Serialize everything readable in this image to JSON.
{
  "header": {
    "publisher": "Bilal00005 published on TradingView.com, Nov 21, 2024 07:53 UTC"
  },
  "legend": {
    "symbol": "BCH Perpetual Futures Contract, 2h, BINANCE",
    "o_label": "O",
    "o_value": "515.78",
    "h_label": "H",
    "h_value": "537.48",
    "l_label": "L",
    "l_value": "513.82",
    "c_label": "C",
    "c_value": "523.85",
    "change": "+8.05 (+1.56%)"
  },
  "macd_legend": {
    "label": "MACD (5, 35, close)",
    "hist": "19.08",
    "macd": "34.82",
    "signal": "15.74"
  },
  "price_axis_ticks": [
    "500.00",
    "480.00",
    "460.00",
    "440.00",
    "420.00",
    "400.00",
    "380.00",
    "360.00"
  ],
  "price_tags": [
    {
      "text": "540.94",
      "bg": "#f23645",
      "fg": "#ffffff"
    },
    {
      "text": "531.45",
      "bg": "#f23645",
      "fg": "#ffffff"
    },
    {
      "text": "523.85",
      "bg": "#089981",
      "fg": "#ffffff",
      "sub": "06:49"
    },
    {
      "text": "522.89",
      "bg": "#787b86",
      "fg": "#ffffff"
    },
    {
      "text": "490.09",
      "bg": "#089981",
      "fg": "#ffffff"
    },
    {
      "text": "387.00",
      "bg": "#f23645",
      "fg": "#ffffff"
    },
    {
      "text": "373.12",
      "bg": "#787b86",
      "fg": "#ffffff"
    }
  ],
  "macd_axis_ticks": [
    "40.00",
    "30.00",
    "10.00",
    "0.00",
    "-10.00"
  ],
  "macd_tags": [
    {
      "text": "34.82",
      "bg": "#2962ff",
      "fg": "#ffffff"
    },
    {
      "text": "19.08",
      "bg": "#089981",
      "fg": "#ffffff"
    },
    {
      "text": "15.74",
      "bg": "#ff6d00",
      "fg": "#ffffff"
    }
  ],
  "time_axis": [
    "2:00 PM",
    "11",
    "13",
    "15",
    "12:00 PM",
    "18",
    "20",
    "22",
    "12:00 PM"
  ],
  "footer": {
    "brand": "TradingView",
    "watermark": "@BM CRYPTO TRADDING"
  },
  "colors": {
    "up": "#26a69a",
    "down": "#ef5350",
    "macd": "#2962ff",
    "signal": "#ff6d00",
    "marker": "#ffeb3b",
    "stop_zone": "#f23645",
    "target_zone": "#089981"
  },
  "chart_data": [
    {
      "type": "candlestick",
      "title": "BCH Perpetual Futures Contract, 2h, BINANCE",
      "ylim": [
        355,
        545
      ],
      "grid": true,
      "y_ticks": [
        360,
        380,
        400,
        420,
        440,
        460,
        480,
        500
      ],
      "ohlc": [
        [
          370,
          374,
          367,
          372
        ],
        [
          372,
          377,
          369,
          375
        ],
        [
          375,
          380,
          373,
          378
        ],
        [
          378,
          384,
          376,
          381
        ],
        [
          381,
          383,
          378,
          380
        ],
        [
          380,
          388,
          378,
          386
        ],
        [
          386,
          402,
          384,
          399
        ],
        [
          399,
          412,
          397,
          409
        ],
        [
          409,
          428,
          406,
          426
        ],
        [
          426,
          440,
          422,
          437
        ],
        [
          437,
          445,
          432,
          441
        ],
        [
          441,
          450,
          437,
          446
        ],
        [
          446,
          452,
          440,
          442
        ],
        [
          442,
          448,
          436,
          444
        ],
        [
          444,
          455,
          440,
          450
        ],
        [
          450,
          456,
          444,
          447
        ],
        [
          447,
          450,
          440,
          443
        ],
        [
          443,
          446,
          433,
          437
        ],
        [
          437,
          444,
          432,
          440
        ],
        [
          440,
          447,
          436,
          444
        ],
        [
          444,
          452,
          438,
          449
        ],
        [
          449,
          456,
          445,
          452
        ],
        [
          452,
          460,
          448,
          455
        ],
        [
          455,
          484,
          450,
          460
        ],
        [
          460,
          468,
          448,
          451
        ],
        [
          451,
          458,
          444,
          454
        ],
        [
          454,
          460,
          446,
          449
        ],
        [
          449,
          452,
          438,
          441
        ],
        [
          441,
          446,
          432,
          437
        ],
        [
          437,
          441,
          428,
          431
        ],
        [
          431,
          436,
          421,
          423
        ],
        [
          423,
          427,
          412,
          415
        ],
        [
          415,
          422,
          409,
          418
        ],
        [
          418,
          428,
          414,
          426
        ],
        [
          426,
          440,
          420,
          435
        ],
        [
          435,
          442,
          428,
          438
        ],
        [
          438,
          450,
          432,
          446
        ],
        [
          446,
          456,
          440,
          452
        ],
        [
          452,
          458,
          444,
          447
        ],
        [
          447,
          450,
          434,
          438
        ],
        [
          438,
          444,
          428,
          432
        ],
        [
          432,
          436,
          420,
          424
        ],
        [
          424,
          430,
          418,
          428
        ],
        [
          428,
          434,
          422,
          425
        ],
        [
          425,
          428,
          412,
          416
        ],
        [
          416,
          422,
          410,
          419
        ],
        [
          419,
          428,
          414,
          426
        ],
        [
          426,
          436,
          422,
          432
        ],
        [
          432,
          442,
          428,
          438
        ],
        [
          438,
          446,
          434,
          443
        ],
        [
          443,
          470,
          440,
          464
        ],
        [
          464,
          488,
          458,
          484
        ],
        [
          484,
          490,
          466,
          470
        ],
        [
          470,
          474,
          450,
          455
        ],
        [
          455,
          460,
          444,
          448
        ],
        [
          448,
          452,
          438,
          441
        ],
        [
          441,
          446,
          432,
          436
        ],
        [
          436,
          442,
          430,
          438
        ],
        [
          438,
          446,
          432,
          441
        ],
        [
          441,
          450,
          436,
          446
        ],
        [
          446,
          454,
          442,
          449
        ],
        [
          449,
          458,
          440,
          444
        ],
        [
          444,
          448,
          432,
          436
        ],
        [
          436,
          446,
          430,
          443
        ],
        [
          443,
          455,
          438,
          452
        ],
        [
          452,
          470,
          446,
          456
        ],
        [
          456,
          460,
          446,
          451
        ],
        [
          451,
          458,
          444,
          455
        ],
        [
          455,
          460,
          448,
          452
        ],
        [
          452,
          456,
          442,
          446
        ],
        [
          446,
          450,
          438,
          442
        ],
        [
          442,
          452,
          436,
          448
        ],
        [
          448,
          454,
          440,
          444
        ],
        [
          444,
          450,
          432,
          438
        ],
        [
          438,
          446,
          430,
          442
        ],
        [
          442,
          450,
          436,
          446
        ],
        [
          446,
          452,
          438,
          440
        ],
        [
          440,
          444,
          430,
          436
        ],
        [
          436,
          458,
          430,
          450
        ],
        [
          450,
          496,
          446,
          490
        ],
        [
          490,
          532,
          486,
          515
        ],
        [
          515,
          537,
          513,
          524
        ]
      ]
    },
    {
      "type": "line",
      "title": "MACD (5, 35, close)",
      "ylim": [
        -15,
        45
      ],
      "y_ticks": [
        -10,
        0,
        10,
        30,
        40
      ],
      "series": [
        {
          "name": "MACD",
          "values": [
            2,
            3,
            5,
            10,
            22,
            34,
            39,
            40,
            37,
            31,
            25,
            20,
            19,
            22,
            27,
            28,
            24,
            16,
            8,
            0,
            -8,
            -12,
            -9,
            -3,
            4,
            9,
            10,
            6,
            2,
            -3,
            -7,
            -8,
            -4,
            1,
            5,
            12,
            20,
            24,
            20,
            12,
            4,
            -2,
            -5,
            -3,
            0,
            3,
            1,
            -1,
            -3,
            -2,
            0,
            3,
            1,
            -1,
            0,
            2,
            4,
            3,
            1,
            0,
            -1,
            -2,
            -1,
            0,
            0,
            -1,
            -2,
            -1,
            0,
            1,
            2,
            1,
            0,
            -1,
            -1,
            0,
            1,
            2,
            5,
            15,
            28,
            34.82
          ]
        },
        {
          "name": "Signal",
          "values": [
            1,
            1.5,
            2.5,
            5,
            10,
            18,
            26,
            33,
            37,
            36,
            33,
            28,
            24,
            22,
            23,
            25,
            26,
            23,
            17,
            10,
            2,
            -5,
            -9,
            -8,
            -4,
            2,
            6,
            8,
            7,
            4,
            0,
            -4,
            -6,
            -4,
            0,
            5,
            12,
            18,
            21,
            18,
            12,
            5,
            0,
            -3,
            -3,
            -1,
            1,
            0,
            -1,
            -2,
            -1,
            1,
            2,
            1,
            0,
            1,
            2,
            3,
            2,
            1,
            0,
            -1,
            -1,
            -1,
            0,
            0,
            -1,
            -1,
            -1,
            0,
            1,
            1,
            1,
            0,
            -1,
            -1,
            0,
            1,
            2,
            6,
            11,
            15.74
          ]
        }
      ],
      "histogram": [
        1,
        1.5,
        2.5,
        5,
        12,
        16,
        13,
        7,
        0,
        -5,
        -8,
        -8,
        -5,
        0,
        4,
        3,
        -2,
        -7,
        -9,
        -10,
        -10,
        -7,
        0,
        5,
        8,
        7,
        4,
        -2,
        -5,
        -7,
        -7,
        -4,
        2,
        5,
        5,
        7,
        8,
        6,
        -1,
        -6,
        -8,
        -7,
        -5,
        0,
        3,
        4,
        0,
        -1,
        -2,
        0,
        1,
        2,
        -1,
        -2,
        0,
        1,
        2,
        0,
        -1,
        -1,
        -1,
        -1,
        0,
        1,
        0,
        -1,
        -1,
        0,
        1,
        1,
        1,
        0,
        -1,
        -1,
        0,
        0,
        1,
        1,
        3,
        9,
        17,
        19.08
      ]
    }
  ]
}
----------------------------------------
Find out how many lines in the listing contain the string "close". Give the number alone.

## Written answer
2